Start of Records provided

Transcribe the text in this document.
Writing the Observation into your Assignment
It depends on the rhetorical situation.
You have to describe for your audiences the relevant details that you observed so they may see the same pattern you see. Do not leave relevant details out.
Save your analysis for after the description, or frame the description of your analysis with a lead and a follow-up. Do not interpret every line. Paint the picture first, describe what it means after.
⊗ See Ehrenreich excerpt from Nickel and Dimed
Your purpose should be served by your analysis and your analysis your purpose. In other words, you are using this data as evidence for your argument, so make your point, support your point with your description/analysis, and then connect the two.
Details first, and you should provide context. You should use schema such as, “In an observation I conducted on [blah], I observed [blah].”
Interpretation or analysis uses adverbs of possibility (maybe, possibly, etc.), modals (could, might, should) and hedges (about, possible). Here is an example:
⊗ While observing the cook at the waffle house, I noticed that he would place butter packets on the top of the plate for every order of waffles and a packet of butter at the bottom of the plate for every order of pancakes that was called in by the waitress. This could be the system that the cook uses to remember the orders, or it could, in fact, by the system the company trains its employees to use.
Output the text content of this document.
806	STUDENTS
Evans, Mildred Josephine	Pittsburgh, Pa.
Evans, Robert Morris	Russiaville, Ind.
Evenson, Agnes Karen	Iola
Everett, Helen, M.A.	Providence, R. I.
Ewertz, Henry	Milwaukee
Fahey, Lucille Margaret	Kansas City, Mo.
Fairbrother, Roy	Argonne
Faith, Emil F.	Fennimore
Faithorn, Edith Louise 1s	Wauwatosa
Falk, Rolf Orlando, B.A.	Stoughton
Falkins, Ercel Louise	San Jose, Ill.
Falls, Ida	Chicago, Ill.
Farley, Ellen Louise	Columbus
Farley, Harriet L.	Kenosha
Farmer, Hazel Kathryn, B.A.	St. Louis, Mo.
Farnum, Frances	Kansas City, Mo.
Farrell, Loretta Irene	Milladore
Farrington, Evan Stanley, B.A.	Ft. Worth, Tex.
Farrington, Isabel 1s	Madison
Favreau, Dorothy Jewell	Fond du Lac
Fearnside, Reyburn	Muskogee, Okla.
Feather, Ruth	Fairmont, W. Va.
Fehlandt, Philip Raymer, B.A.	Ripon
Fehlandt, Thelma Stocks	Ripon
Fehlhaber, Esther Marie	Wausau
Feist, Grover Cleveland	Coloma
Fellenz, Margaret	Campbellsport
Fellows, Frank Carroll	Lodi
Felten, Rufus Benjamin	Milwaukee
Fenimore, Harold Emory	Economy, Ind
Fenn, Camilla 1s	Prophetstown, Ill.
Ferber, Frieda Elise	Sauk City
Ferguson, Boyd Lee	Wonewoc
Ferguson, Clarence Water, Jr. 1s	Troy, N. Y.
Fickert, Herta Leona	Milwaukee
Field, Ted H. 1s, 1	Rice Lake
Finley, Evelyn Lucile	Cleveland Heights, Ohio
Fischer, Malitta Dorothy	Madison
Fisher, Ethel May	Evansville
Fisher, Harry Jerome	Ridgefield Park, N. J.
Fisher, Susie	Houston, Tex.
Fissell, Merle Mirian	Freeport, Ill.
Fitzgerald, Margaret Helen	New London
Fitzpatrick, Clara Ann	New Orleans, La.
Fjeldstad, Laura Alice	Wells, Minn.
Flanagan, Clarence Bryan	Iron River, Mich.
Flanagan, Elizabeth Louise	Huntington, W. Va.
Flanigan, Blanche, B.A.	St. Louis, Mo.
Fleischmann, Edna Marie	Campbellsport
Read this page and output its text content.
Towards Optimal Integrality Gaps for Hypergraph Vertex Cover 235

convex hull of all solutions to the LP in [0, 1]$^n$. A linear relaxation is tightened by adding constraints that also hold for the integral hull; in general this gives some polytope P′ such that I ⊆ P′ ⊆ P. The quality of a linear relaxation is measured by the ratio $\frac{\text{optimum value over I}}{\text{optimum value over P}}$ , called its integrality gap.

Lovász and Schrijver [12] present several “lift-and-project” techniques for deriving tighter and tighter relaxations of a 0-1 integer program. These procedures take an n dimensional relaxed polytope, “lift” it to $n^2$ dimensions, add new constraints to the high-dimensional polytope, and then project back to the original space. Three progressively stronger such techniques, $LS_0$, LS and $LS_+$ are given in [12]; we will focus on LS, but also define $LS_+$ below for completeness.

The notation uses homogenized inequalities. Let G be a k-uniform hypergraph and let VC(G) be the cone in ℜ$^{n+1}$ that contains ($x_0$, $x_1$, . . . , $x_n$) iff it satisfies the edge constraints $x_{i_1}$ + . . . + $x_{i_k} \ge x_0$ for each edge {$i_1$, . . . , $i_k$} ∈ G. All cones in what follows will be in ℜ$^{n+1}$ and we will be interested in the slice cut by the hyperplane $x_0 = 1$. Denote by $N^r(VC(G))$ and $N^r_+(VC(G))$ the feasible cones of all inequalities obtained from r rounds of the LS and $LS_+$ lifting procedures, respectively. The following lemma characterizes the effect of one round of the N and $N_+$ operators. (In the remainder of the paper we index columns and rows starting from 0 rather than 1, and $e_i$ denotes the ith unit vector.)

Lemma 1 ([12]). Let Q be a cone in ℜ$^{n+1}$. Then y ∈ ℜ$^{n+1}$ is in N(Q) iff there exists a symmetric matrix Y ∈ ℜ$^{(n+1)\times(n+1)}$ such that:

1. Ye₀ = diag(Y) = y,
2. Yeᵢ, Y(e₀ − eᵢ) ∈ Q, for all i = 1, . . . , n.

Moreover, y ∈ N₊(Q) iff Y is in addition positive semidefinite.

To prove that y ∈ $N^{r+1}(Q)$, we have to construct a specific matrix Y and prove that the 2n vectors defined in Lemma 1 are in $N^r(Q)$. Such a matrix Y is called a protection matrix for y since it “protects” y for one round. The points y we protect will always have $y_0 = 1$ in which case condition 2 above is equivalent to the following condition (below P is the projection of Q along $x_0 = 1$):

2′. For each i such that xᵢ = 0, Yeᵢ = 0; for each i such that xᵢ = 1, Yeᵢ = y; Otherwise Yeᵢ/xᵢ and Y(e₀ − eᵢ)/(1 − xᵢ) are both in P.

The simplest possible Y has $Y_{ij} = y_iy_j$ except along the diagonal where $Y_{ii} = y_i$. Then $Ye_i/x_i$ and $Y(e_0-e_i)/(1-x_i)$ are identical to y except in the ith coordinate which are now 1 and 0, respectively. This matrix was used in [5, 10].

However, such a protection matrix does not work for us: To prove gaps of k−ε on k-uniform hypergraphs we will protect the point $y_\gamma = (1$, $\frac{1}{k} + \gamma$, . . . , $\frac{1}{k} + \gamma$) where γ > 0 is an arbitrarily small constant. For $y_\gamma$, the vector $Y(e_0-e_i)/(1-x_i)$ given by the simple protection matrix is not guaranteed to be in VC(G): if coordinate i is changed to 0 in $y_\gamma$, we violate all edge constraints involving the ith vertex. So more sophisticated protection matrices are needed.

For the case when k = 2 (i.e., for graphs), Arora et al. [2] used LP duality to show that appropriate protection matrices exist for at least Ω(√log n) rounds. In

End of Records provided

* **Problem**: Search the data for "Marie". Copy every matching line.

* **Answer to this task**:
Fehlhaber, Esther Marie	Wausau
Fleischmann, Edna Marie	Campbellsport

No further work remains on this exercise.